§ Exercise requirements:
Render every line of the listing below as a Markdown table with the columns Row and Line, numbering the rows in order and omitting blank lines.

§ Given records:
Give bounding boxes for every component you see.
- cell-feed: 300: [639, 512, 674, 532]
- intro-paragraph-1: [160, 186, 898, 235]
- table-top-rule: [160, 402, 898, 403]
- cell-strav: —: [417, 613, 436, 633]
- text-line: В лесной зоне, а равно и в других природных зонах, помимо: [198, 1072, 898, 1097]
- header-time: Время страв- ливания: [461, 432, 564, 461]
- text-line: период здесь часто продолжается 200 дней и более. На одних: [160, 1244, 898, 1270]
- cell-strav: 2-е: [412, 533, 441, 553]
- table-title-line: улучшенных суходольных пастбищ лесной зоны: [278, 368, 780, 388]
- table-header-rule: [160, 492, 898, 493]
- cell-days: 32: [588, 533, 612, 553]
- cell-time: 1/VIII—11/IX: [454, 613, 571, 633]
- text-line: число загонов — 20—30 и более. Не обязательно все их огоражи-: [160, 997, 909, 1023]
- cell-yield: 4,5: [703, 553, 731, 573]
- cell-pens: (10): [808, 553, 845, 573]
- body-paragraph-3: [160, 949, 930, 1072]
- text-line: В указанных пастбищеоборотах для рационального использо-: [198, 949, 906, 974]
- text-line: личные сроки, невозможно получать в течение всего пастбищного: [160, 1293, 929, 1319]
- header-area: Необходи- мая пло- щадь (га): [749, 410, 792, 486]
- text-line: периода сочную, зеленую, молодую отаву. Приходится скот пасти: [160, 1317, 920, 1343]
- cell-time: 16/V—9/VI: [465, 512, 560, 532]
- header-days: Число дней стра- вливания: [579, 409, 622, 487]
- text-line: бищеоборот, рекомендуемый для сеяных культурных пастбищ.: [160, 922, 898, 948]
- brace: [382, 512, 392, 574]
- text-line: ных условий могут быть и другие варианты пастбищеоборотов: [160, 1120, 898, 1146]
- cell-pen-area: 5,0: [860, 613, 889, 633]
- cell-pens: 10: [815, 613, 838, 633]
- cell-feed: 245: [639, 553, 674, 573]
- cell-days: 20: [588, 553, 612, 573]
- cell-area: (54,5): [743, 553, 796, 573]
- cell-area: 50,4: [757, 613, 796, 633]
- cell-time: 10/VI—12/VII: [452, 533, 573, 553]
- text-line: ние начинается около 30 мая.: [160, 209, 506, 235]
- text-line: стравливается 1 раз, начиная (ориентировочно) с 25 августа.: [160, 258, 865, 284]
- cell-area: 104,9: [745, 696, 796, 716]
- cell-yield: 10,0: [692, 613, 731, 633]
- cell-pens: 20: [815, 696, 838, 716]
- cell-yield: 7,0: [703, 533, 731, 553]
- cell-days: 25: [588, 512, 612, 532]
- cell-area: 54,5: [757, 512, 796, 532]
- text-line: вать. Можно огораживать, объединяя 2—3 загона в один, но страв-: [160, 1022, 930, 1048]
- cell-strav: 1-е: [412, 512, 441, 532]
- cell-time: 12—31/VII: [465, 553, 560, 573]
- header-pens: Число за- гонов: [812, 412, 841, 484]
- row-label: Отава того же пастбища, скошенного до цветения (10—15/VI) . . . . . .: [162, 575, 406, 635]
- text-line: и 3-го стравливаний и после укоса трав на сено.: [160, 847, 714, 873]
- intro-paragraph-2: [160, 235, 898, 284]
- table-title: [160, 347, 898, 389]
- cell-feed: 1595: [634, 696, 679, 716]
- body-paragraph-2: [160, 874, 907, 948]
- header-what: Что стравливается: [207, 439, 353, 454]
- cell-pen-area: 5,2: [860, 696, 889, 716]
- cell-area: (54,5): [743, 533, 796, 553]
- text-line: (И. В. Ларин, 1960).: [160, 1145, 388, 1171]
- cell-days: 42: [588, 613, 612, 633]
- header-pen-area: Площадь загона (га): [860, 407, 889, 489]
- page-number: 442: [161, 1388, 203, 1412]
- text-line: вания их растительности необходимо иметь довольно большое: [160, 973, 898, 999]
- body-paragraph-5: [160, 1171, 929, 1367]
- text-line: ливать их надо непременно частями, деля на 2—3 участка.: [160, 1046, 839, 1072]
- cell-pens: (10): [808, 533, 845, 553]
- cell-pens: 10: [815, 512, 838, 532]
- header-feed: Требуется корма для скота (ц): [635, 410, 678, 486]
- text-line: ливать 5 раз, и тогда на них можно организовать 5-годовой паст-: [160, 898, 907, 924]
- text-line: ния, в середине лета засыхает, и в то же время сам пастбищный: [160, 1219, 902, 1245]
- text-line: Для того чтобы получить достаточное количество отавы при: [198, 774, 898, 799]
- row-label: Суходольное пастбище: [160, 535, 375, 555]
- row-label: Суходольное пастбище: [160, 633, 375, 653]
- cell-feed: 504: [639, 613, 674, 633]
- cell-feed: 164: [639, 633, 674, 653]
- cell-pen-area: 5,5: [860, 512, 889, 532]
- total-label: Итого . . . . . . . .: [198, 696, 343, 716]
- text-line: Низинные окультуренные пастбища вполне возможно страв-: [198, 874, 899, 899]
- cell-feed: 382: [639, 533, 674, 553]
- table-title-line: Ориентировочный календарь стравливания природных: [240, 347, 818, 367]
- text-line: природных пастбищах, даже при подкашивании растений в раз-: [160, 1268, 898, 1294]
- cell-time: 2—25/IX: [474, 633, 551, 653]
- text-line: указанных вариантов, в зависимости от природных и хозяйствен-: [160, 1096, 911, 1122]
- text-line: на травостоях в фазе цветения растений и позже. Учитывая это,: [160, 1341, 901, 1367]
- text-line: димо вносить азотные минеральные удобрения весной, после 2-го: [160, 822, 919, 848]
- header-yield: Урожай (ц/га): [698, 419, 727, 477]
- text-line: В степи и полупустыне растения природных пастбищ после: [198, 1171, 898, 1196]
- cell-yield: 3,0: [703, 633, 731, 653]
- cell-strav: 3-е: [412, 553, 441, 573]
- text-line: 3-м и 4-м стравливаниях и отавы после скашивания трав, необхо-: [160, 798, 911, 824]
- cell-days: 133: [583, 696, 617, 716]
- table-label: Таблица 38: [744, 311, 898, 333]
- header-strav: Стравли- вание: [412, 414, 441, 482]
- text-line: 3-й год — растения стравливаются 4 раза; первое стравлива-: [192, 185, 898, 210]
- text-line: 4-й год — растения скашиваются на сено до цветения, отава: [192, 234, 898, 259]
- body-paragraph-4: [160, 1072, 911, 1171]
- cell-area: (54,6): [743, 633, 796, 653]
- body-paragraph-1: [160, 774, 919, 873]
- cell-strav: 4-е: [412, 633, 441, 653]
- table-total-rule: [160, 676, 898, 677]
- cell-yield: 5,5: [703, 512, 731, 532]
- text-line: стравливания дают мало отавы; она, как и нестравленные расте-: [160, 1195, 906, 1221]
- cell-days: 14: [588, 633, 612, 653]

§ Response:
| Row | Line |
|---|---|
| 1 | Give bounding boxes for every component you see. |
| 2 | - cell-feed: 300: [639, 512, 674, 532] |
| 3 | - intro-paragraph-1: [160, 186, 898, 235] |
| 4 | - table-top-rule: [160, 402, 898, 403] |
| 5 | - cell-strav: —: [417, 613, 436, 633] |
| 6 | - text-line: В лесной зоне, а равно и в других природных зонах, помимо: [198, 1072, 898, 1097] |
| 7 | - header-time: Время страв- ливания: [461, 432, 564, 461] |
| 8 | - text-line: период здесь часто продолжается 200 дней и более. На одних: [160, 1244, 898, 1270] |
| 9 | - cell-strav: 2-е: [412, 533, 441, 553] |
| 10 | - table-title-line: улучшенных суходольных пастбищ лесной зоны: [278, 368, 780, 388] |
| 11 | - table-header-rule: [160, 492, 898, 493] |
| 12 | - cell-days: 32: [588, 533, 612, 553] |
| 13 | - cell-time: 1/VIII—11/IX: [454, 613, 571, 633] |
| 14 | - text-line: число загонов — 20—30 и более. Не обязательно все их огоражи-: [160, 997, 909, 1023] |
| 15 | - cell-yield: 4,5: [703, 553, 731, 573] |
| 16 | - cell-pens: (10): [808, 553, 845, 573] |
| 17 | - body-paragraph-3: [160, 949, 930, 1072] |
| 18 | - text-line: В указанных пастбищеоборотах для рационального использо-: [198, 949, 906, 974] |
| 19 | - text-line: личные сроки, невозможно получать в течение всего пастбищного: [160, 1293, 929, 1319] |
| 20 | - header-area: Необходи- мая пло- щадь (га): [749, 410, 792, 486] |
| 21 | - text-line: периода сочную, зеленую, молодую отаву. Приходится скот пасти: [160, 1317, 920, 1343] |
| 22 | - cell-time: 16/V—9/VI: [465, 512, 560, 532] |
| 23 | - header-days: Число дней стра- вливания: [579, 409, 622, 487] |
| 24 | - text-line: бищеоборот, рекомендуемый для сеяных культурных пастбищ.: [160, 922, 898, 948] |
| 25 | - brace: [382, 512, 392, 574] |
| 26 | - text-line: ных условий могут быть и другие варианты пастбищеоборотов: [160, 1120, 898, 1146] |
| 27 | - cell-pen-area: 5,0: [860, 613, 889, 633] |
| 28 | - cell-pens: 10: [815, 613, 838, 633] |
| 29 | - cell-feed: 245: [639, 553, 674, 573] |
| 30 | - cell-days: 20: [588, 553, 612, 573] |
| 31 | - cell-area: (54,5): [743, 553, 796, 573] |
| 32 | - cell-area: 50,4: [757, 613, 796, 633] |
| 33 | - cell-time: 10/VI—12/VII: [452, 533, 573, 553] |
| 34 | - text-line: ние начинается около 30 мая.: [160, 209, 506, 235] |
| 35 | - text-line: стравливается 1 раз, начиная (ориентировочно) с 25 августа.: [160, 258, 865, 284] |
| 36 | - cell-area: 104,9: [745, 696, 796, 716] |
| 37 | - cell-yield: 10,0: [692, 613, 731, 633] |
| 38 | - cell-pens: 20: [815, 696, 838, 716] |
| 39 | - cell-yield: 7,0: [703, 533, 731, 553] |
| 40 | - cell-days: 25: [588, 512, 612, 532] |
| 41 | - cell-area: 54,5: [757, 512, 796, 532] |
| 42 | - text-line: вать. Можно огораживать, объединяя 2—3 загона в один, но страв-: [160, 1022, 930, 1048] |
| 43 | - cell-strav: 1-е: [412, 512, 441, 532] |
| 44 | - cell-time: 12—31/VII: [465, 553, 560, 573] |
| 45 | - header-pens: Число за- гонов: [812, 412, 841, 484] |
| 46 | - row-label: Отава того же пастбища, скошенного до цветения (10—15/VI) . . . . . .: [162, 575, 406, 635] |
| 47 | - text-line: и 3-го стравливаний и после укоса трав на сено.: [160, 847, 714, 873] |
| 48 | - intro-paragraph-2: [160, 235, 898, 284] |
| 49 | - table-title: [160, 347, 898, 389] |
| 50 | - cell-feed: 1595: [634, 696, 679, 716] |
| 51 | - body-paragraph-2: [160, 874, 907, 948] |
| 52 | - header-what: Что стравливается: [207, 439, 353, 454] |
| 53 | - cell-pen-area: 5,2: [860, 696, 889, 716] |
| 54 | - cell-area: (54,5): [743, 533, 796, 553] |
| 55 | - text-line: (И. В. Ларин, 1960).: [160, 1145, 388, 1171] |
| 56 | - cell-days: 42: [588, 613, 612, 633] |
| 57 | - header-pen-area: Площадь загона (га): [860, 407, 889, 489] |
| 58 | - page-number: 442: [161, 1388, 203, 1412] |
| 59 | - text-line: вания их растительности необходимо иметь довольно большое: [160, 973, 898, 999] |
| 60 | - body-paragraph-5: [160, 1171, 929, 1367] |
| 61 | - text-line: ливать их надо непременно частями, деля на 2—3 участка.: [160, 1046, 839, 1072] |
| 62 | - cell-pens: (10): [808, 533, 845, 553] |
| 63 | - cell-pens: 10: [815, 512, 838, 532] |
| 64 | - header-feed: Требуется корма для скота (ц): [635, 410, 678, 486] |
| 65 | - text-line: ливать 5 раз, и тогда на них можно организовать 5-годовой паст-: [160, 898, 907, 924] |
| 66 | - text-line: ния, в середине лета засыхает, и в то же время сам пастбищный: [160, 1219, 902, 1245] |
| 67 | - text-line: Для того чтобы получить достаточное количество отавы при: [198, 774, 898, 799] |
| 68 | - row-label: Суходольное пастбище: [160, 535, 375, 555] |
| 69 | - row-label: Суходольное пастбище: [160, 633, 375, 653] |
| 70 | - cell-feed: 504: [639, 613, 674, 633] |
| 71 | - cell-feed: 164: [639, 633, 674, 653] |
| 72 | - cell-pen-area: 5,5: [860, 512, 889, 532] |
| 73 | - total-label: Итого . . . . . . . .: [198, 696, 343, 716] |
| 74 | - text-line: Низинные окультуренные пастбища вполне возможно страв-: [198, 874, 899, 899] |
| 75 | - cell-feed: 382: [639, 533, 674, 553] |
| 76 | - table-title-line: Ориентировочный календарь стравливания природных: [240, 347, 818, 367] |
| 77 | - text-line: природных пастбищах, даже при подкашивании растений в раз-: [160, 1268, 898, 1294] |
| 78 | - cell-time: 2—25/IX: [474, 633, 551, 653] |
| 79 | - text-line: указанных вариантов, в зависимости от природных и хозяйствен-: [160, 1096, 911, 1122] |
| 80 | - text-line: на травостоях в фазе цветения растений и позже. Учитывая это,: [160, 1341, 901, 1367] |
| 81 | - text-line: димо вносить азотные минеральные удобрения весной, после 2-го: [160, 822, 919, 848] |
| 82 | - header-yield: Урожай (ц/га): [698, 419, 727, 477] |
| 83 | - text-line: В степи и полупустыне растения природных пастбищ после: [198, 1171, 898, 1196] |
| 84 | - cell-yield: 3,0: [703, 633, 731, 653] |
| 85 | - cell-strav: 3-е: [412, 553, 441, 573] |
| 86 | - text-line: 3-м и 4-м стравливаниях и отавы после скашивания трав, необхо-: [160, 798, 911, 824] |
| 87 | - cell-days: 133: [583, 696, 617, 716] |
| 88 | - table-label: Таблица 38: [744, 311, 898, 333] |
| 89 | - header-strav: Стравли- вание: [412, 414, 441, 482] |
| 90 | - text-line: 3-й год — растения стравливаются 4 раза; первое стравлива-: [192, 185, 898, 210] |
| 91 | - text-line: 4-й год — растения скашиваются на сено до цветения, отава: [192, 234, 898, 259] |
| 92 | - body-paragraph-4: [160, 1072, 911, 1171] |
| 93 | - cell-area: (54,6): [743, 633, 796, 653] |
| 94 | - body-paragraph-1: [160, 774, 919, 873] |
| 95 | - cell-strav: 4-е: [412, 633, 441, 653] |
| 96 | - table-total-rule: [160, 676, 898, 677] |
| 97 | - cell-yield: 5,5: [703, 512, 731, 532] |
| 98 | - text-line: стравливания дают мало отавы; она, как и нестравленные расте-: [160, 1195, 906, 1221] |
| 99 | - cell-days: 14: [588, 633, 612, 653] |